(Task statement)
Among the lines below, how many carry the string "Gossypium"? Reply with a number and nothing else.

(Saved entries)
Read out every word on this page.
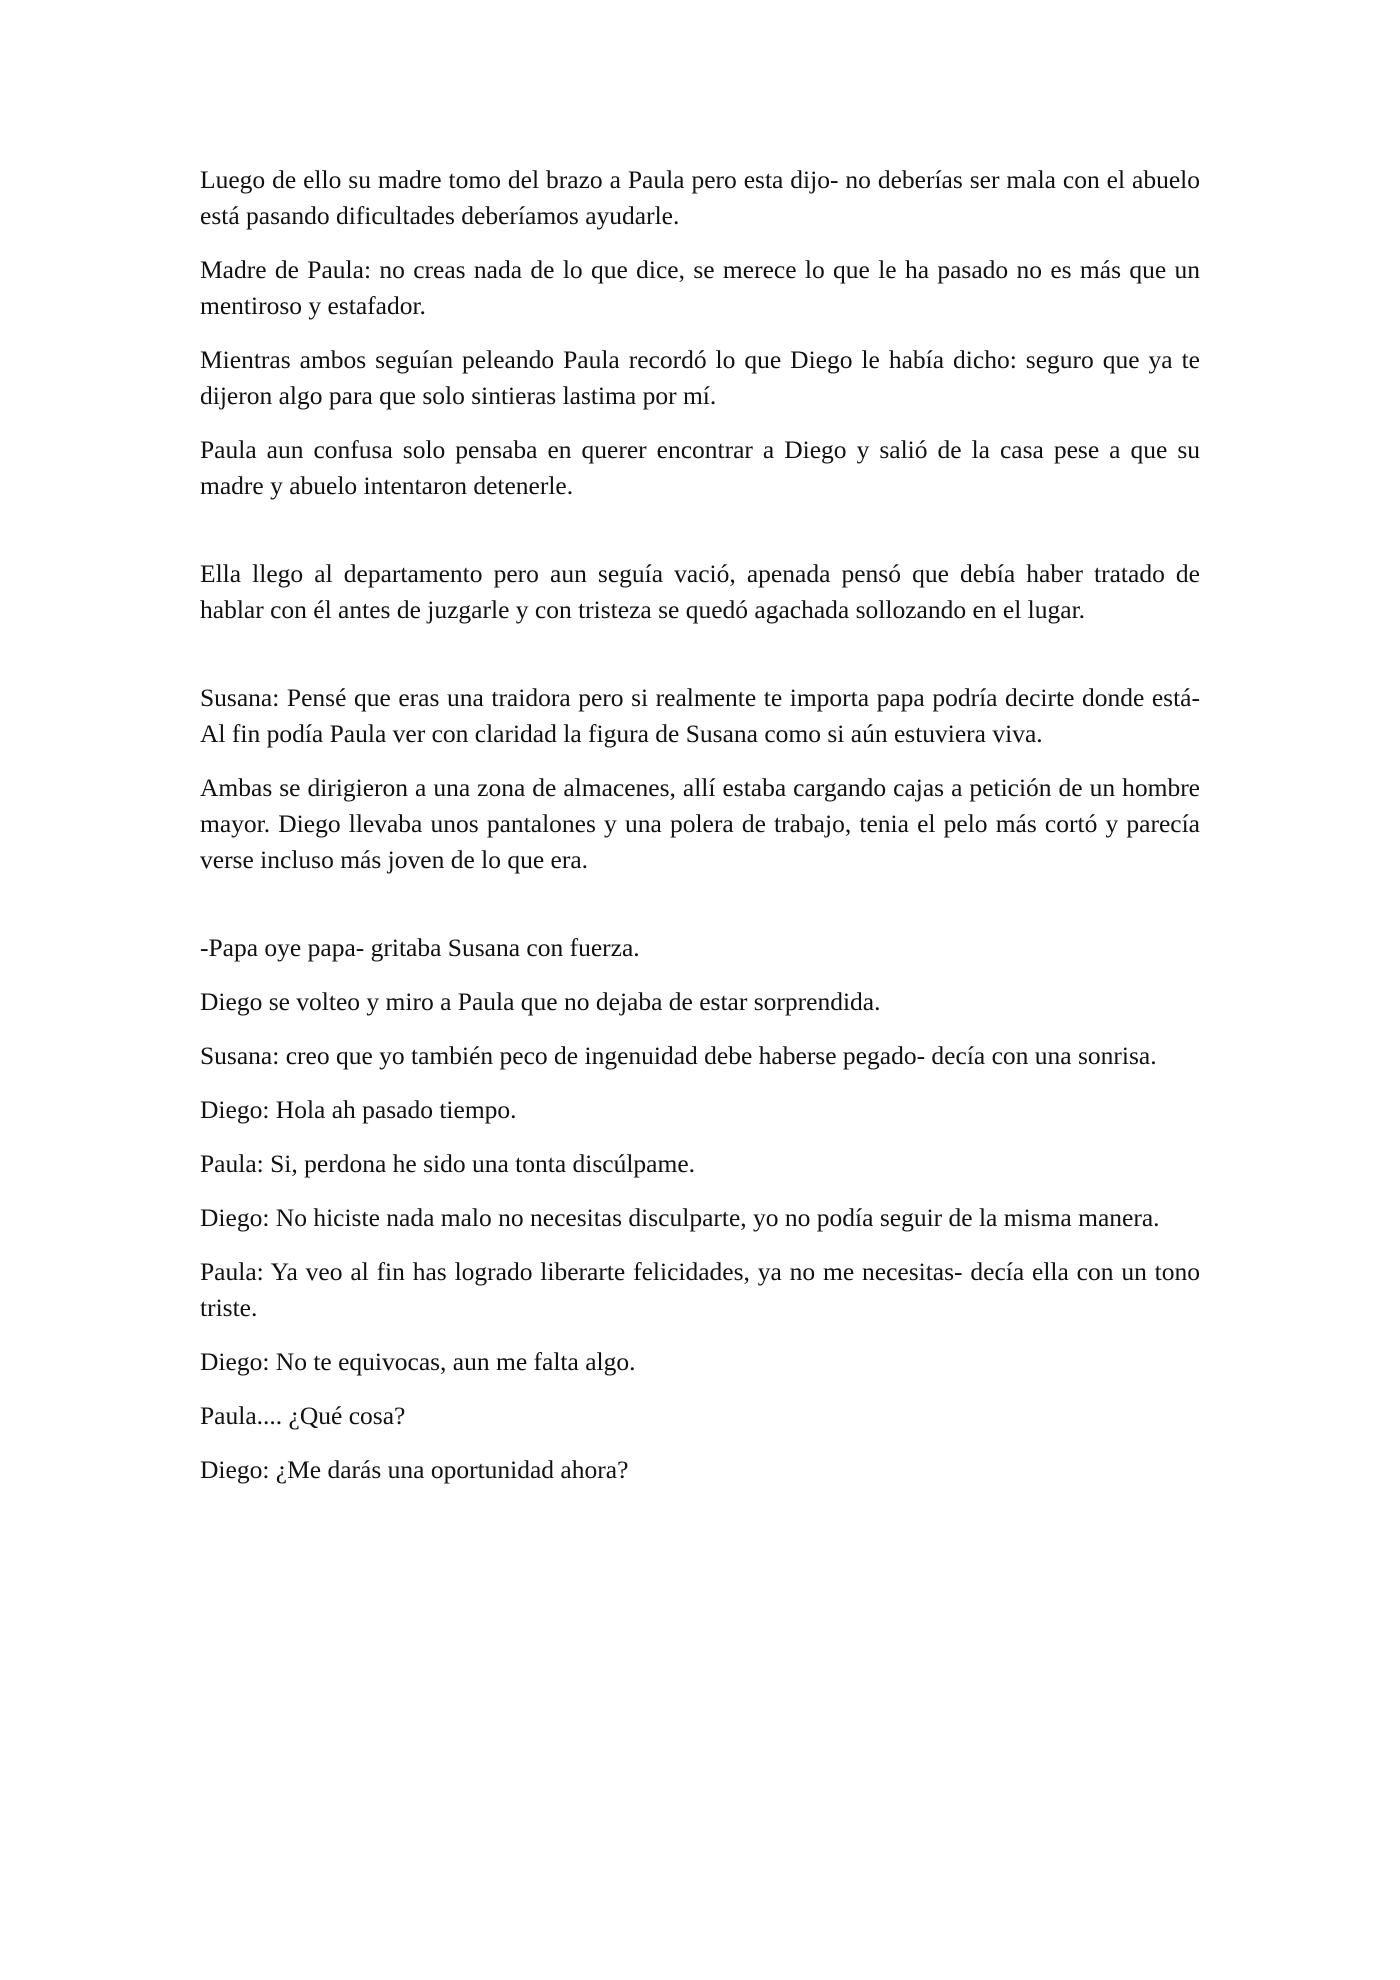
Luego de ello su madre tomo del brazo a Paula pero esta dijo- no deberías ser mala con el abuelo está pasando dificultades deberíamos ayudarle.

Madre de Paula: no creas nada de lo que dice, se merece lo que le ha pasado no es más que un mentiroso y estafador.

Mientras ambos seguían peleando Paula recordó lo que Diego le había dicho: seguro que ya te dijeron algo para que solo sintieras lastima por mí.

Paula aun confusa solo pensaba en querer encontrar a Diego y salió de la casa pese a que su madre y abuelo intentaron detenerle.

Ella llego al departamento pero aun seguía vació, apenada pensó que debía haber tratado de hablar con él antes de juzgarle y con tristeza se quedó agachada sollozando en el lugar.

Susana: Pensé que eras una traidora pero si realmente te importa papa podría decirte donde está- Al fin podía Paula ver con claridad la figura de Susana como si aún estuviera viva.

Ambas se dirigieron a una zona de almacenes, allí estaba cargando cajas a petición de un hombre mayor. Diego llevaba unos pantalones y una polera de trabajo, tenia el pelo más cortó y parecía verse incluso más joven de lo que era.

-Papa oye papa- gritaba Susana con fuerza.

Diego se volteo y miro a Paula que no dejaba de estar sorprendida.

Susana: creo que yo también peco de ingenuidad debe haberse pegado- decía con una sonrisa.

Diego: Hola ah pasado tiempo.

Paula: Si, perdona he sido una tonta discúlpame.

Diego: No hiciste nada malo no necesitas disculparte, yo no podía seguir de la misma manera.

Paula: Ya veo al fin has logrado liberarte felicidades, ya no me necesitas- decía ella con un tono triste.

Diego: No te equivocas, aun me falta algo.

Paula.... ¿Qué cosa?

Diego: ¿Me darás una oportunidad ahora?
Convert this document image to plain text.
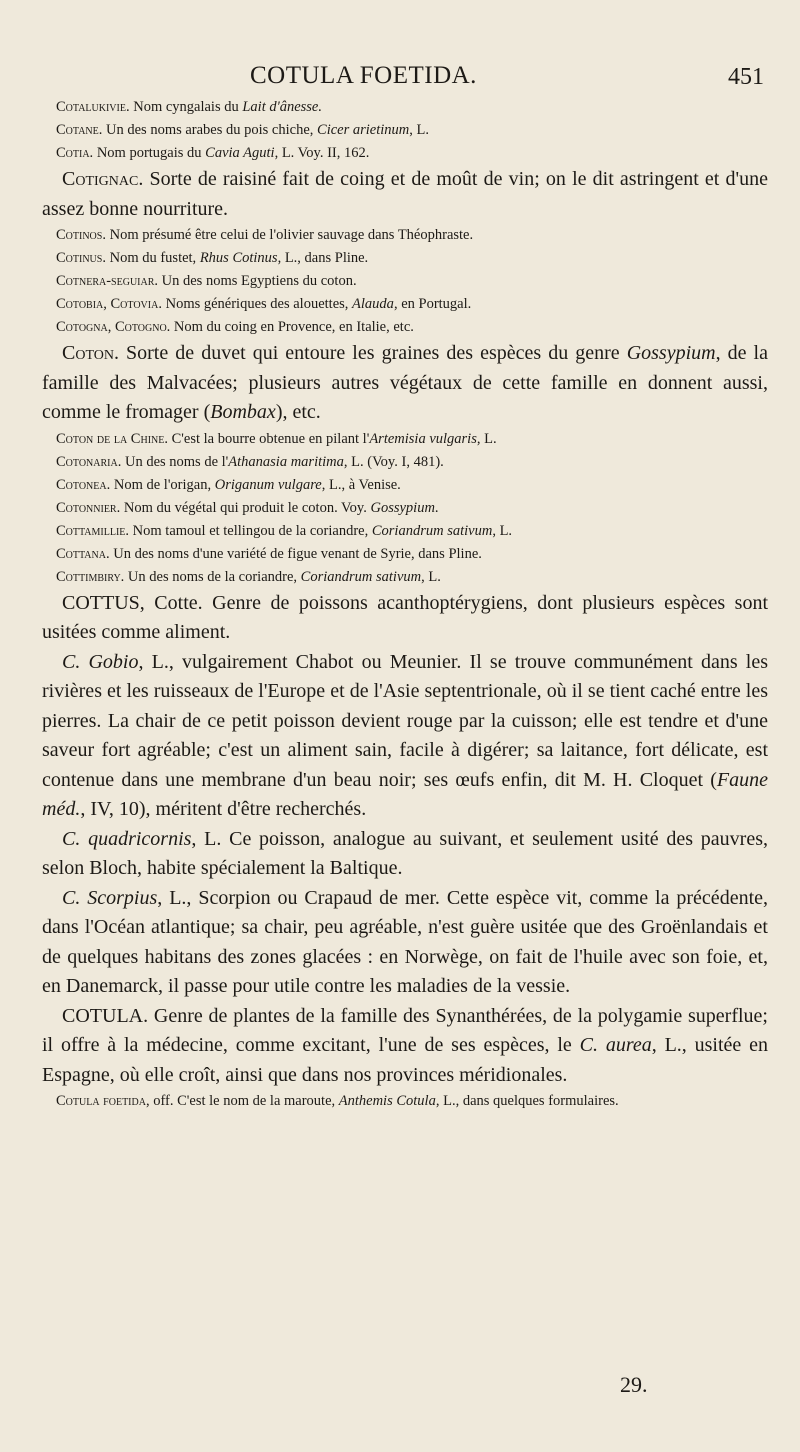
COTULA FOETIDA.	451

Cotalukivie. Nom cyngalais du Lait d'ânesse.

Cotane. Un des noms arabes du pois chiche, Cicer arietinum, L.

Cotia. Nom portugais du Cavia Aguti, L. Voy. II, 162.

Cotignac. Sorte de raisiné fait de coing et de moût de vin; on le dit astringent et d'une assez bonne nourriture.

Cotinos. Nom présumé être celui de l'olivier sauvage dans Théophraste.

Cotinus. Nom du fustet, Rhus Cotinus, L., dans Pline.

Cotnera-seguiar. Un des noms Egyptiens du coton.

Cotobia, Cotovia. Noms génériques des alouettes, Alauda, en Portugal.

Cotogna, Cotogno. Nom du coing en Provence, en Italie, etc.

Coton. Sorte de duvet qui entoure les graines des espèces du genre Gossypium, de la famille des Malvacées; plusieurs autres végétaux de cette famille en donnent aussi, comme le fromager (Bombax), etc.

Coton de la Chine. C'est la bourre obtenue en pilant l'Artemisia vulgaris, L.

Cotonaria. Un des noms de l'Athanasia maritima, L. (Voy. I, 481).

Cotonea. Nom de l'origan, Origanum vulgare, L., à Venise.

Cotonnier. Nom du végétal qui produit le coton. Voy. Gossypium.

Cottamillie. Nom tamoul et tellingou de la coriandre, Coriandrum sativum, L.

Cottana. Un des noms d'une variété de figue venant de Syrie, dans Pline.

Cottimbiry. Un des noms de la coriandre, Coriandrum sativum, L.

COTTUS, Cotte. Genre de poissons acanthoptérygiens, dont plusieurs espèces sont usitées comme aliment.

C. Gobio, L., vulgairement Chabot ou Meunier. Il se trouve communément dans les rivières et les ruisseaux de l'Europe et de l'Asie septentrionale, où il se tient caché entre les pierres. La chair de ce petit poisson devient rouge par la cuisson; elle est tendre et d'une saveur fort agréable; c'est un aliment sain, facile à digérer; sa laitance, fort délicate, est contenue dans une membrane d'un beau noir; ses œufs enfin, dit M. H. Cloquet (Faune méd., IV, 10), méritent d'être recherchés.

C. quadricornis, L. Ce poisson, analogue au suivant, et seulement usité des pauvres, selon Bloch, habite spécialement la Baltique.

C. Scorpius, L., Scorpion ou Crapaud de mer. Cette espèce vit, comme la précédente, dans l'Océan atlantique; sa chair, peu agréable, n'est guère usitée que des Groënlandais et de quelques habitans des zones glacées : en Norwège, on fait de l'huile avec son foie, et, en Danemarck, il passe pour utile contre les maladies de la vessie.

COTULA. Genre de plantes de la famille des Synanthérées, de la polygamie superflue; il offre à la médecine, comme excitant, l'une de ses espèces, le C. aurea, L., usitée en Espagne, où elle croît, ainsi que dans nos provinces méridionales.

Cotula foetida, off. C'est le nom de la maroute, Anthemis Cotula, L., dans quelques formulaires.

29.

(Solution for this exercise)
2